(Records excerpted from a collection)

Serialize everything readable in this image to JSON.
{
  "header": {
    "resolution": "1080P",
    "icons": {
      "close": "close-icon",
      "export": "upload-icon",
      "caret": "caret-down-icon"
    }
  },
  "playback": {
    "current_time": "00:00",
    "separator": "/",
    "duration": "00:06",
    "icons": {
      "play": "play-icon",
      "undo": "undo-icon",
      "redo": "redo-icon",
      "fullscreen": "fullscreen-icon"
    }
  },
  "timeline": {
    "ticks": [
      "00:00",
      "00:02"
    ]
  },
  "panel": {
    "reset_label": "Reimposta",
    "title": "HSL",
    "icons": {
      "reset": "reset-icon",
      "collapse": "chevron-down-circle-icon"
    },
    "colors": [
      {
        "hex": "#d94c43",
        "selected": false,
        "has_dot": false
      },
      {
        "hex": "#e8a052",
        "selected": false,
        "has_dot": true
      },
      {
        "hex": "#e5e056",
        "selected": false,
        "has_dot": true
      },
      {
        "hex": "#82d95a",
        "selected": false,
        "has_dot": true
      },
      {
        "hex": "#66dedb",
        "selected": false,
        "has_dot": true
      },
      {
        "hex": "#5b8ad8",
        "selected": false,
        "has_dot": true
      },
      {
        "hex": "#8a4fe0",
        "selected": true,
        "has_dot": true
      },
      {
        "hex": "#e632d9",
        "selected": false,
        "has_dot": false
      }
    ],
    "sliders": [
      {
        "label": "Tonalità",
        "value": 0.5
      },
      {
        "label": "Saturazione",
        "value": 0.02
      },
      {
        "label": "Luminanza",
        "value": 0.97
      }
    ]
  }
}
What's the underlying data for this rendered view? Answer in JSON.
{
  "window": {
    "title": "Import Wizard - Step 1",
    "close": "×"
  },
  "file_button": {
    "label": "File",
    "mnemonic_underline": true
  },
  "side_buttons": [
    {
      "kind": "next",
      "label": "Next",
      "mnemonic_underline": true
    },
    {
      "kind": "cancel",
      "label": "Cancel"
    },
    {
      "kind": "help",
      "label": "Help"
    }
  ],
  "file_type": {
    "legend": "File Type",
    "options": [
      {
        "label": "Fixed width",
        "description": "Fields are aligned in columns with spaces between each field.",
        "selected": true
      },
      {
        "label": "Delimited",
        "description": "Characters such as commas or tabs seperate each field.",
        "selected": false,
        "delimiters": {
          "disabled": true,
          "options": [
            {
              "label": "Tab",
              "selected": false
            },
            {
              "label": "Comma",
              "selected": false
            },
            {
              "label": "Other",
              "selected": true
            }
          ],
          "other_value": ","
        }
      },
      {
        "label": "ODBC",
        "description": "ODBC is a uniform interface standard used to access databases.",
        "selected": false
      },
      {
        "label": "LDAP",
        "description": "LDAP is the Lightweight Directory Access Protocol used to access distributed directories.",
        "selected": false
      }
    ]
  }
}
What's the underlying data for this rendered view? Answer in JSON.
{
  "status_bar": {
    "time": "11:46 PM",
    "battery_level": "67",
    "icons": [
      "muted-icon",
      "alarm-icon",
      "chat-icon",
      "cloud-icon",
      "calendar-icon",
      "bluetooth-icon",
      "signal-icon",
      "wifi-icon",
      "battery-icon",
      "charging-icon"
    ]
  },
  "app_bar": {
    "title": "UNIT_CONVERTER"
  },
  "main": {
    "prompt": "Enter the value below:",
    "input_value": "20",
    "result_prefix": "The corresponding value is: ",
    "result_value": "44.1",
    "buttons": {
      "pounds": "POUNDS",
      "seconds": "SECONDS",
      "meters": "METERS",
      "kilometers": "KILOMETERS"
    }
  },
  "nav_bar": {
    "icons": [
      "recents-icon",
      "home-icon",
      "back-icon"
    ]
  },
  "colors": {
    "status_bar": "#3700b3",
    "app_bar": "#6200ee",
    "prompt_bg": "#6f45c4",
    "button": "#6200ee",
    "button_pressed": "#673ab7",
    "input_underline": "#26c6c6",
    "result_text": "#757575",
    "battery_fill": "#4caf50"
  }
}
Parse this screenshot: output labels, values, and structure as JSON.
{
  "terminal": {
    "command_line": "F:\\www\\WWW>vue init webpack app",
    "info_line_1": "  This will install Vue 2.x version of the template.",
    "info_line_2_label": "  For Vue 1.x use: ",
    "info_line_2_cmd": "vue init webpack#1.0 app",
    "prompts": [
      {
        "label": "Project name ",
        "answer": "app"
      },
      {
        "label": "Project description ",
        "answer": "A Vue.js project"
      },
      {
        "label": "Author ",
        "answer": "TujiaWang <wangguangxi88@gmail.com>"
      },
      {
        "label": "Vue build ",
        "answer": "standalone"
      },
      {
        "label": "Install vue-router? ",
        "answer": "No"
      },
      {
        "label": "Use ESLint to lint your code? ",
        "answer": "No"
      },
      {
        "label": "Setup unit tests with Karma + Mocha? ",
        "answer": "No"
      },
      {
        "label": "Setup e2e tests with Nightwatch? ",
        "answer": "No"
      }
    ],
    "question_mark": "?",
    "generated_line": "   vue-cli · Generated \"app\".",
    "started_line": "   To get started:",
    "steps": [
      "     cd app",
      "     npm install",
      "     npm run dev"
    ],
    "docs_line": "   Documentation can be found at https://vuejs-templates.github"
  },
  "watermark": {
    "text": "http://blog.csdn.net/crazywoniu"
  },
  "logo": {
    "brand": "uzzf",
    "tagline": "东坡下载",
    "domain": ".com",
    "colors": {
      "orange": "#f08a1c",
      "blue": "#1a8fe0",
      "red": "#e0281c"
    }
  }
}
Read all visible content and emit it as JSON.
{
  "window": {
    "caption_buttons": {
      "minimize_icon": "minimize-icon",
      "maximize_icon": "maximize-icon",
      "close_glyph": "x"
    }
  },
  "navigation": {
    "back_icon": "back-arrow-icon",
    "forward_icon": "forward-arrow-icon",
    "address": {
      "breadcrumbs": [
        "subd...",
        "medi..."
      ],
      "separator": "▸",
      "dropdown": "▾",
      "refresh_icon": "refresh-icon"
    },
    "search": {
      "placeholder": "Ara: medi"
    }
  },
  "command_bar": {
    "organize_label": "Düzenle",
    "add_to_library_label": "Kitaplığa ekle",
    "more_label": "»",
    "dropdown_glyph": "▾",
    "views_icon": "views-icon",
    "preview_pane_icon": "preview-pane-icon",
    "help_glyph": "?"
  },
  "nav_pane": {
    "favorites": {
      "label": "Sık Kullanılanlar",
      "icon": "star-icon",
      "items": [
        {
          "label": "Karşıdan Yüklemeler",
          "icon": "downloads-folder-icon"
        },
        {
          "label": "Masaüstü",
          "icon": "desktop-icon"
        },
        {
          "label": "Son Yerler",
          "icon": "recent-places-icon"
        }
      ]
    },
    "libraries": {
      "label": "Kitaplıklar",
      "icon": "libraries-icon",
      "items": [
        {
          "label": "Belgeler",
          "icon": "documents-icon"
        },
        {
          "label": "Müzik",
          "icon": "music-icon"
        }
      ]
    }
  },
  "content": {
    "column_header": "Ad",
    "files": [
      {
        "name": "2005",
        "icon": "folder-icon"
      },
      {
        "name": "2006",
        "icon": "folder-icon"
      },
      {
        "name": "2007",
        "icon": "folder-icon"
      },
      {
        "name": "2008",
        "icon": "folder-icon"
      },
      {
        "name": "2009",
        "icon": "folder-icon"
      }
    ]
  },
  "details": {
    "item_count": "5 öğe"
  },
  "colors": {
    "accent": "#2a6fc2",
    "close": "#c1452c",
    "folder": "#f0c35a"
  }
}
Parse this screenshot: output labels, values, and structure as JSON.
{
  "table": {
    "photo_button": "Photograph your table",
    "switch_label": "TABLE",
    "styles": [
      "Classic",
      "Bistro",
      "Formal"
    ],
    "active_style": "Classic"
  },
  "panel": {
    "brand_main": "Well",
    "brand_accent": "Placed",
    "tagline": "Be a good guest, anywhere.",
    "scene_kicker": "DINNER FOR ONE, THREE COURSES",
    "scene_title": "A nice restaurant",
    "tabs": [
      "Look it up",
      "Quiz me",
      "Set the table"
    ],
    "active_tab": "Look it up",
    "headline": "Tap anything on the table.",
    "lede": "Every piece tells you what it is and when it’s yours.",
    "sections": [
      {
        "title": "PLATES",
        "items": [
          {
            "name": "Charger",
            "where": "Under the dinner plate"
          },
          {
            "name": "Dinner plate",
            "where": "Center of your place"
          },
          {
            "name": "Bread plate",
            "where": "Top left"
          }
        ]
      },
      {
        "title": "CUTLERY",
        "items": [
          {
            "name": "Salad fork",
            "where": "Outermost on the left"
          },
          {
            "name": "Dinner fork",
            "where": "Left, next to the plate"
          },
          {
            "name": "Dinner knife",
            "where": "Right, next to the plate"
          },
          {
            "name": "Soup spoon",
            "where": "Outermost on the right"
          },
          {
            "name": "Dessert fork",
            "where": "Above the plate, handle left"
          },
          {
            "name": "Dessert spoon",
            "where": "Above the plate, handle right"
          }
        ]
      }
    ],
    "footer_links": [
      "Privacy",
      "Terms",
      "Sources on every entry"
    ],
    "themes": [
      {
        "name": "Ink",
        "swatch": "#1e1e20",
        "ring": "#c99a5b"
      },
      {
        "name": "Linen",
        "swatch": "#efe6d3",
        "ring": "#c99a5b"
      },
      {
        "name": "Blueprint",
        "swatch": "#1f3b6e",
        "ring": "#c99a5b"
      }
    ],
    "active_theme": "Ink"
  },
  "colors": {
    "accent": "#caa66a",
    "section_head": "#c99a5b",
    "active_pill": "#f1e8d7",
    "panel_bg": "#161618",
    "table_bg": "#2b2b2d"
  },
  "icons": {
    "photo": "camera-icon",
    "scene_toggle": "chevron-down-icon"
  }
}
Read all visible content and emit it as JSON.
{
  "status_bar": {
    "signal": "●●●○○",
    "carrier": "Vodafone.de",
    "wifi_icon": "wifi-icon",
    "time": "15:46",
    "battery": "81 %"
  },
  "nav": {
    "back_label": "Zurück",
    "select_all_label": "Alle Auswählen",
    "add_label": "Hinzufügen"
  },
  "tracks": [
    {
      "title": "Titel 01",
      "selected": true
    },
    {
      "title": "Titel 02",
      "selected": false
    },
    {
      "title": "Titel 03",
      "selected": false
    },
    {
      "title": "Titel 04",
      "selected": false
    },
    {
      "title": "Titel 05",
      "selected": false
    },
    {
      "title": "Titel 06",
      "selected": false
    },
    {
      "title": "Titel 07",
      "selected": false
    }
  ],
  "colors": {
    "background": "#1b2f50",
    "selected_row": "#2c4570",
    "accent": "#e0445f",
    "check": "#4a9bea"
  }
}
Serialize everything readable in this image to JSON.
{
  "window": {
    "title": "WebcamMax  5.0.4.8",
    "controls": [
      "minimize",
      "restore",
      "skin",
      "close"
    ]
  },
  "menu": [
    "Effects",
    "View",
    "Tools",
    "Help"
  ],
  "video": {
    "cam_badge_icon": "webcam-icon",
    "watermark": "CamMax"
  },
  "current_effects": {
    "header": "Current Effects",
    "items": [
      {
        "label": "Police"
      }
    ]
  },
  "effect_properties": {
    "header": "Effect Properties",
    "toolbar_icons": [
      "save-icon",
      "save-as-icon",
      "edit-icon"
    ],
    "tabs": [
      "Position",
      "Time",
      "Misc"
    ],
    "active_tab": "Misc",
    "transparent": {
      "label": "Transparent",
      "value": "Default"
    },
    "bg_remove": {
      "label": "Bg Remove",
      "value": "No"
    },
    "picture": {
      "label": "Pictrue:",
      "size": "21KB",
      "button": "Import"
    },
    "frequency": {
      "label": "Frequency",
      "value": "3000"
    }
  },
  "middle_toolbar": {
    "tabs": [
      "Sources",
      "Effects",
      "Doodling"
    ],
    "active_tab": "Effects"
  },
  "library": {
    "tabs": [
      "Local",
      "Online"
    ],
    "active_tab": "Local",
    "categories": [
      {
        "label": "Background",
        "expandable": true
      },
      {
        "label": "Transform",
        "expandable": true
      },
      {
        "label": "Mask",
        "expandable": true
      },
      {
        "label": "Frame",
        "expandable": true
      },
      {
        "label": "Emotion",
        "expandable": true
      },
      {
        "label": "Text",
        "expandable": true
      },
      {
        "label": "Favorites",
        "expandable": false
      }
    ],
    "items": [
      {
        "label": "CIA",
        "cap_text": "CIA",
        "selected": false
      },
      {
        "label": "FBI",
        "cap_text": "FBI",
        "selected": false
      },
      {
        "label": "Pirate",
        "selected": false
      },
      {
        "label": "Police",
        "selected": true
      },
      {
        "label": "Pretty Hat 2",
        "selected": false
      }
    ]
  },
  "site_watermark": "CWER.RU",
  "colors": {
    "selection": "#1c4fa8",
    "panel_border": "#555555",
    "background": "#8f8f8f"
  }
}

Problem requirements:
From the data, collect all lines where the string "used" appears.

Solution to this task:
        "description": "ODBC is a uniform interface standard used to access databases.",
        "description": "LDAP is the Lightweight Directory Access Protocol used to access distributed directories.",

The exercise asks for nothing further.